# Prompt:
Reproduce the records from the line containing "colorbar-tick-label: 0.5 —" through the line containing "chart-subtitle: 20221001 t18z", swapping each "colorbar-segment" for "color-scale-segment" and keeping all else unchanged. Output only those lines.

---------- Supplied information

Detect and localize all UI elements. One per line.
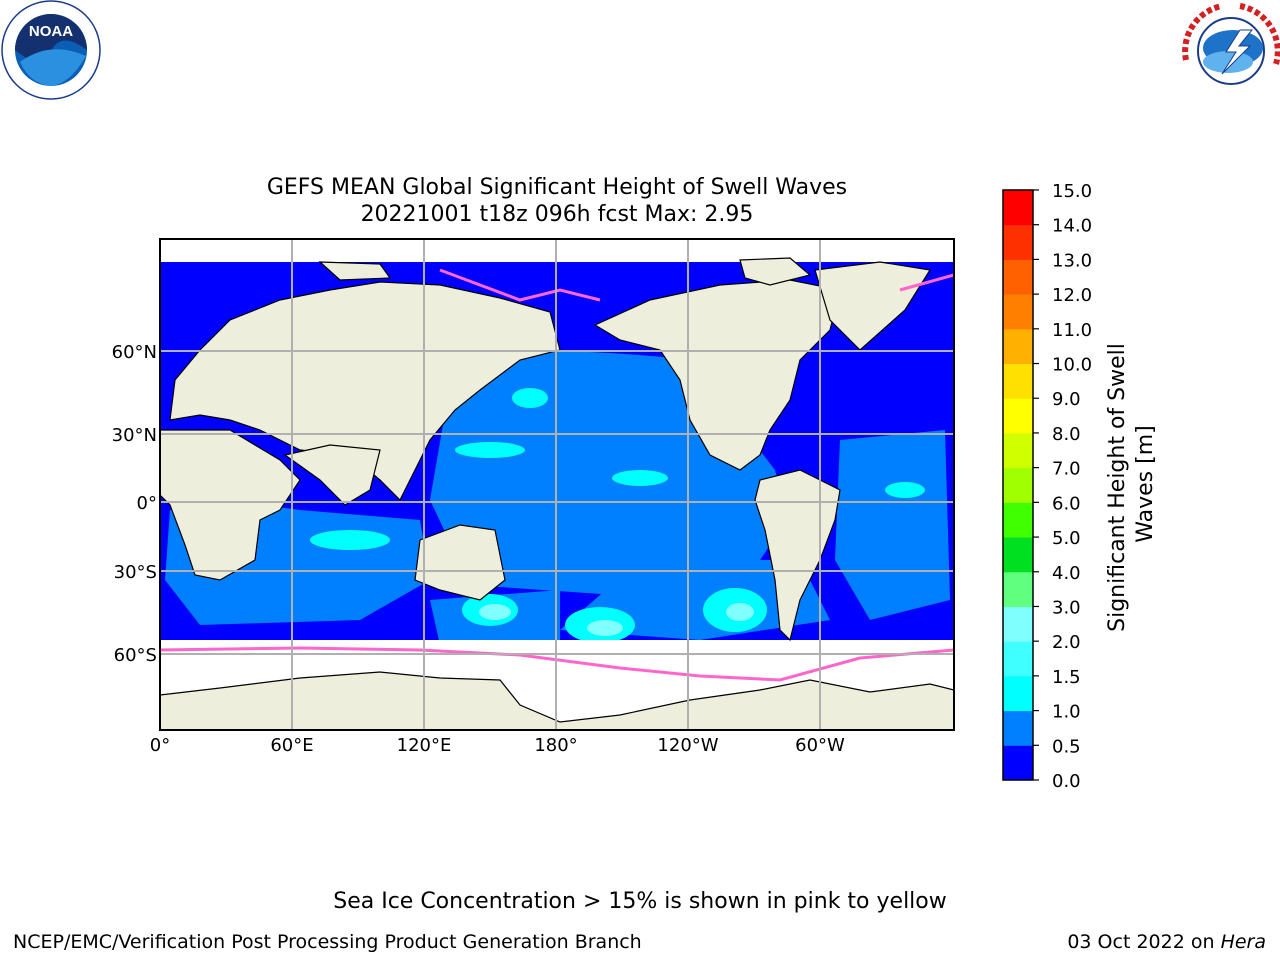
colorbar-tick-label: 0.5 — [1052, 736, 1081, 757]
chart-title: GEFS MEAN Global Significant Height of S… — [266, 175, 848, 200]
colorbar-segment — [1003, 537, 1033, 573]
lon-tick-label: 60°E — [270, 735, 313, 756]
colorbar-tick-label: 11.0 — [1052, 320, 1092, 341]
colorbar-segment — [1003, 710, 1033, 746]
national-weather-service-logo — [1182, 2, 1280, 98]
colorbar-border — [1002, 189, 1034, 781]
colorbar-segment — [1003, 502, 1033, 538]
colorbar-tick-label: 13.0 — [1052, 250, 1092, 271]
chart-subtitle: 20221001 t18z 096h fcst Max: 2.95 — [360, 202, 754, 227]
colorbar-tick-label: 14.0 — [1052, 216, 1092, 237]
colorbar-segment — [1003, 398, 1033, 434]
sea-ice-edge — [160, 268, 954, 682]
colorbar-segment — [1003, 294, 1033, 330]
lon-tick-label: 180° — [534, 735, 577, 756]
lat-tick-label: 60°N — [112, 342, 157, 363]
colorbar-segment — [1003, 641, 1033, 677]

--------------------

# Result:
colorbar-tick-label: 0.5 — [1052, 736, 1081, 757]
chart-title: GEFS MEAN Global Significant Height of S… — [266, 175, 848, 200]
color-scale-segment — [1003, 537, 1033, 573]
lon-tick-label: 60°E — [270, 735, 313, 756]
colorbar-tick-label: 11.0 — [1052, 320, 1092, 341]
color-scale-segment — [1003, 710, 1033, 746]
national-weather-service-logo — [1182, 2, 1280, 98]
colorbar-border — [1002, 189, 1034, 781]
color-scale-segment — [1003, 502, 1033, 538]
colorbar-tick-label: 13.0 — [1052, 250, 1092, 271]
chart-subtitle: 20221001 t18z 096h fcst Max: 2.95 — [360, 202, 754, 227]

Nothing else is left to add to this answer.